§ **GIVEN TEXT**:

System processes can now appear in any order in the boot image table.
- Privilege ids can now be assigned both statically or dynamically. The kernel
assigns static privilege ids to kernel tasks and the root system process. Each
id is directly derived from the process number.
- User processes now all share the static privilege id of the root user
process (now INIT).
- sys_privctl split: we have more calls now to let RS set privileges for system
processes. SYS_PRIV_ALLOW / SYS_PRIV_DISALLOW are only used to flip the
RTS_NO_PRIV flag and allow / disallow a process from running. SYS_PRIV_SET_SYS /
SYS_PRIV_SET_USER are used to set privileges for a system / user process.
- boot image table flags split: PROC_FULLVM is the only flag that has been
moved out of the privilege flags and is still maintained in the boot image
table. All the other privilege flags are out of the kernel now.
RS CHANGES:
- RS is the only user-space process who gets to run right after in-kernel
startup.
- RS uses the boot image table from the kernel and three additional boot image
info table (priv table, sys table, dev table) to complete the initialization
of the system.
- RS checks that the entries in the priv table match the entries in the boot
image table to make sure that every process in the boot image gets schedulable.
- RS only uses static privilege ids to set privileges for system services in
the boot image.
- RS includes basic memory management support to allocate the boot image buffer
dynamically during initialization. The buffer shall contain the executable
image of all the system services we would like to restart after a crash.
- First step towards decoupling between resource provisioning and resource
requirements in RS: RS must know what resources it needs to restart a process
and what resources it has currently available. This is useful to tradeoff
reliability and resource consumption. When required resources are missing, the
process cannot be restarted. In that case, in the future, a system flag will
tell RS what to do. For example, if CORE_PROC is set, RS should trigger a
system-wide panic because the system can no longer function correctly without
a core system process.
PM CHANGES:
- The process tree built at initialization time is changed to have INIT as root
with pid 0, RS child of INIT and all the system services children of RS. This
is required to make RS in control of all the system services.
- PM no longer registers labels for system services in the boot image. This is
now part of RS's initialization process.
- idle task becomes a pseudo task which is never scheduled. It is never put on
any run queue and never enters userspace. An entry for this task still remains
in the process table for time accounting
- Instead of panicing if there is not process to schedule, pick_proc() returns
NULL which is a signal to put the cpu in an idle state and set everything in
such a way that after receiving and interrupt it looks like idle task was
preempted
- idle task is set non-preemptible to avoid handling in the timer interrupt code
which make userspace scheduling simpler as idle task does not need to be
handled as a special case.

§ **OBJECTIVE A**:
Based on the changelog, state whether each statement agrees with it, and support each yes or no with the deciding words of the changelog, quoted exactly: (i) All user processes share the static privilege id of the root user process. (ii) PM registers labels for system services in the boot image. (iii) The idle task is placed on a run queue.
The changelog and the rows have no connection to each other.

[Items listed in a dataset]
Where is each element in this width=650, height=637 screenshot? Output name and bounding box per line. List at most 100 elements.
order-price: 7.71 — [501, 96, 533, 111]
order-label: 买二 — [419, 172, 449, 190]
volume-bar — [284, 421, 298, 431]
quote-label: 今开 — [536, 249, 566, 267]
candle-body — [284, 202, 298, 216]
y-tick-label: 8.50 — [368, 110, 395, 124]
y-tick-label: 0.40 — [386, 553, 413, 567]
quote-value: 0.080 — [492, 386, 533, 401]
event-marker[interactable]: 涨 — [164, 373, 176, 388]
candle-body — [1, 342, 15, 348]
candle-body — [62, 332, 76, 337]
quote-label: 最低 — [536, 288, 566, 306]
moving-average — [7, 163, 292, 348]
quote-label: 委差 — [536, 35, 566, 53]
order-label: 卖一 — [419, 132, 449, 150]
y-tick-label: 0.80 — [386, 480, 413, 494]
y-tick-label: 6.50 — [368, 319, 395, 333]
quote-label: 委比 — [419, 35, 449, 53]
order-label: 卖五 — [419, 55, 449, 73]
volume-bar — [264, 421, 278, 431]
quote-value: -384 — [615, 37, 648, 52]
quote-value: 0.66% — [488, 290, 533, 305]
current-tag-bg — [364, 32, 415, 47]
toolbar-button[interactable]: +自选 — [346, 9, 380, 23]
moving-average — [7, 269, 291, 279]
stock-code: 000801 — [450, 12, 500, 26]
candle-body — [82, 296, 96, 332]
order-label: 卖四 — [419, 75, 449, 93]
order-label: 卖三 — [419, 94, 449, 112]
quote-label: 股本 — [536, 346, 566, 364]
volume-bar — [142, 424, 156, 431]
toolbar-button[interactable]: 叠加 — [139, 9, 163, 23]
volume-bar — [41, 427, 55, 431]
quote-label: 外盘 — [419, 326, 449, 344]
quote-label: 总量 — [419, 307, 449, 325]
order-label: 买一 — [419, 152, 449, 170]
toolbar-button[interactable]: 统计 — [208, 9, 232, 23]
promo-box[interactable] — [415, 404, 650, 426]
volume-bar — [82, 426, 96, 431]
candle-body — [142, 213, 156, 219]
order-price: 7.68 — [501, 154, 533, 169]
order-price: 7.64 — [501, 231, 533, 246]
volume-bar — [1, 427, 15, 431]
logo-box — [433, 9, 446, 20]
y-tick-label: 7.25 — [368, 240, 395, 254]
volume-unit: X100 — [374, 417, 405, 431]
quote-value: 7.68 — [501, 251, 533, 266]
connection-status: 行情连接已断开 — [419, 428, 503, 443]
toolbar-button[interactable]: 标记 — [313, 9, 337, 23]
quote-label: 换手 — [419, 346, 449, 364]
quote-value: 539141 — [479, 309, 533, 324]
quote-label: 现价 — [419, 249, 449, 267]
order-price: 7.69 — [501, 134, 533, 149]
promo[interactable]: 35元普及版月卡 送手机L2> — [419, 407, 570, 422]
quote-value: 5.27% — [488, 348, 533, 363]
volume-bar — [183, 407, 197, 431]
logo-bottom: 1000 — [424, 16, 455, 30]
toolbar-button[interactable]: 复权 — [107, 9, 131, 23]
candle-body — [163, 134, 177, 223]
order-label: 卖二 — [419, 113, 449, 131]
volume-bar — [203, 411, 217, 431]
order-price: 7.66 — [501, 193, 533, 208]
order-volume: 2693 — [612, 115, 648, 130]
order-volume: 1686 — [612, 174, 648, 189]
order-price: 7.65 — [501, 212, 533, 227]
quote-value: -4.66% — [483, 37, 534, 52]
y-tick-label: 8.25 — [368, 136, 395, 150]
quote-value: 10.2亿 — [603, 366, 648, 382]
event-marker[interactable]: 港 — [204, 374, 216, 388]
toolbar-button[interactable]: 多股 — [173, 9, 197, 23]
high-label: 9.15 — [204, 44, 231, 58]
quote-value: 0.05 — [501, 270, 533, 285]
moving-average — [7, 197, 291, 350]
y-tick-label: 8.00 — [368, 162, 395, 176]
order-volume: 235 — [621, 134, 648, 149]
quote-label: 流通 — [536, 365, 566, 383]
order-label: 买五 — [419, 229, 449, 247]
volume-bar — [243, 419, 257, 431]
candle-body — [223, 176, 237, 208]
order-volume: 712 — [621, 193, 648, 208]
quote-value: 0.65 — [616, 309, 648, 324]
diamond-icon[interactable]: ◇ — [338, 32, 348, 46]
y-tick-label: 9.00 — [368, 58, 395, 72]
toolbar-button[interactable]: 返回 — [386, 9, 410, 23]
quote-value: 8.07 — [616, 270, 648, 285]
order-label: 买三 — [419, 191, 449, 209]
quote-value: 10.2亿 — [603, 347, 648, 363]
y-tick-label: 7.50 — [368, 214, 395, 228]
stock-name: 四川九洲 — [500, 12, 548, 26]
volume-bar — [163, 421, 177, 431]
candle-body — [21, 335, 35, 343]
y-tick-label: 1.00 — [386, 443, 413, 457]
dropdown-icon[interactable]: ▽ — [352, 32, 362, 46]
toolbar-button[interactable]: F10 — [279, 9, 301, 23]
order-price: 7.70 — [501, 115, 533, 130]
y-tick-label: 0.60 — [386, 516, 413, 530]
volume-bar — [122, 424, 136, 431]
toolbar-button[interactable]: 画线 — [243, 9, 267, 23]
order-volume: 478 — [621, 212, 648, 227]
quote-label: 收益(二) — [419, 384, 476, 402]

§ **OBJECTIVE B**:
Rewrite the rows as a Markdown table with the columns "No." and "Line". Begin at the first row, continue up to and including the row containing "quote-label: 现价 — [419, 249, 449, 267]", and omit any blank lines.

§ **COMPLETE OUTPUT A**:
(i) Yes: "User processes now all share the static privilege id of the root user process (now INIT)."
(ii) No: "PM no longer registers labels for system services in the boot image."
(iii) No: "It is never put on any run queue and never enters userspace."

§ **COMPLETE OUTPUT B**:
| No. | Line |
|---|---|
| 1 | Where is each element in this width=650, height=637 screenshot? Output name and bounding box per line. List at most 100 elements. |
| 2 | order-price: 7.71 — [501, 96, 533, 111] |
| 3 | order-label: 买二 — [419, 172, 449, 190] |
| 4 | volume-bar — [284, 421, 298, 431] |
| 5 | quote-label: 今开 — [536, 249, 566, 267] |
| 6 | candle-body — [284, 202, 298, 216] |
| 7 | y-tick-label: 8.50 — [368, 110, 395, 124] |
| 8 | y-tick-label: 0.40 — [386, 553, 413, 567] |
| 9 | quote-value: 0.080 — [492, 386, 533, 401] |
| 10 | event-marker[interactable]: 涨 — [164, 373, 176, 388] |
| 11 | candle-body — [1, 342, 15, 348] |
| 12 | candle-body — [62, 332, 76, 337] |
| 13 | quote-label: 最低 — [536, 288, 566, 306] |
| 14 | moving-average — [7, 163, 292, 348] |
| 15 | quote-label: 委差 — [536, 35, 566, 53] |
| 16 | order-label: 卖一 — [419, 132, 449, 150] |
| 17 | y-tick-label: 0.80 — [386, 480, 413, 494] |
| 18 | y-tick-label: 6.50 — [368, 319, 395, 333] |
| 19 | quote-label: 委比 — [419, 35, 449, 53] |
| 20 | order-label: 卖五 — [419, 55, 449, 73] |
| 21 | volume-bar — [264, 421, 278, 431] |
| 22 | quote-value: -384 — [615, 37, 648, 52] |
| 23 | quote-value: 0.66% — [488, 290, 533, 305] |
| 24 | current-tag-bg — [364, 32, 415, 47] |
| 25 | toolbar-button[interactable]: +自选 — [346, 9, 380, 23] |
| 26 | moving-average — [7, 269, 291, 279] |
| 27 | stock-code: 000801 — [450, 12, 500, 26] |
| 28 | candle-body — [82, 296, 96, 332] |
| 29 | order-label: 卖四 — [419, 75, 449, 93] |
| 30 | order-label: 卖三 — [419, 94, 449, 112] |
| 31 | quote-label: 股本 — [536, 346, 566, 364] |
| 32 | volume-bar — [142, 424, 156, 431] |
| 33 | toolbar-button[interactable]: 叠加 — [139, 9, 163, 23] |
| 34 | volume-bar — [41, 427, 55, 431] |
| 35 | quote-label: 外盘 — [419, 326, 449, 344] |
| 36 | quote-label: 总量 — [419, 307, 449, 325] |
| 37 | order-label: 买一 — [419, 152, 449, 170] |
| 38 | toolbar-button[interactable]: 统计 — [208, 9, 232, 23] |
| 39 | promo-box[interactable] — [415, 404, 650, 426] |
| 40 | volume-bar — [82, 426, 96, 431] |
| 41 | candle-body — [142, 213, 156, 219] |
| 42 | order-price: 7.68 — [501, 154, 533, 169] |
| 43 | order-price: 7.64 — [501, 231, 533, 246] |
| 44 | volume-bar — [1, 427, 15, 431] |
| 45 | logo-box — [433, 9, 446, 20] |
| 46 | y-tick-label: 7.25 — [368, 240, 395, 254] |
| 47 | volume-unit: X100 — [374, 417, 405, 431] |
| 48 | quote-value: 7.68 — [501, 251, 533, 266] |
| 49 | connection-status: 行情连接已断开 — [419, 428, 503, 443] |
| 50 | toolbar-button[interactable]: 标记 — [313, 9, 337, 23] |
| 51 | quote-label: 换手 — [419, 346, 449, 364] |
| 52 | quote-value: 539141 — [479, 309, 533, 324] |
| 53 | quote-label: 现价 — [419, 249, 449, 267] |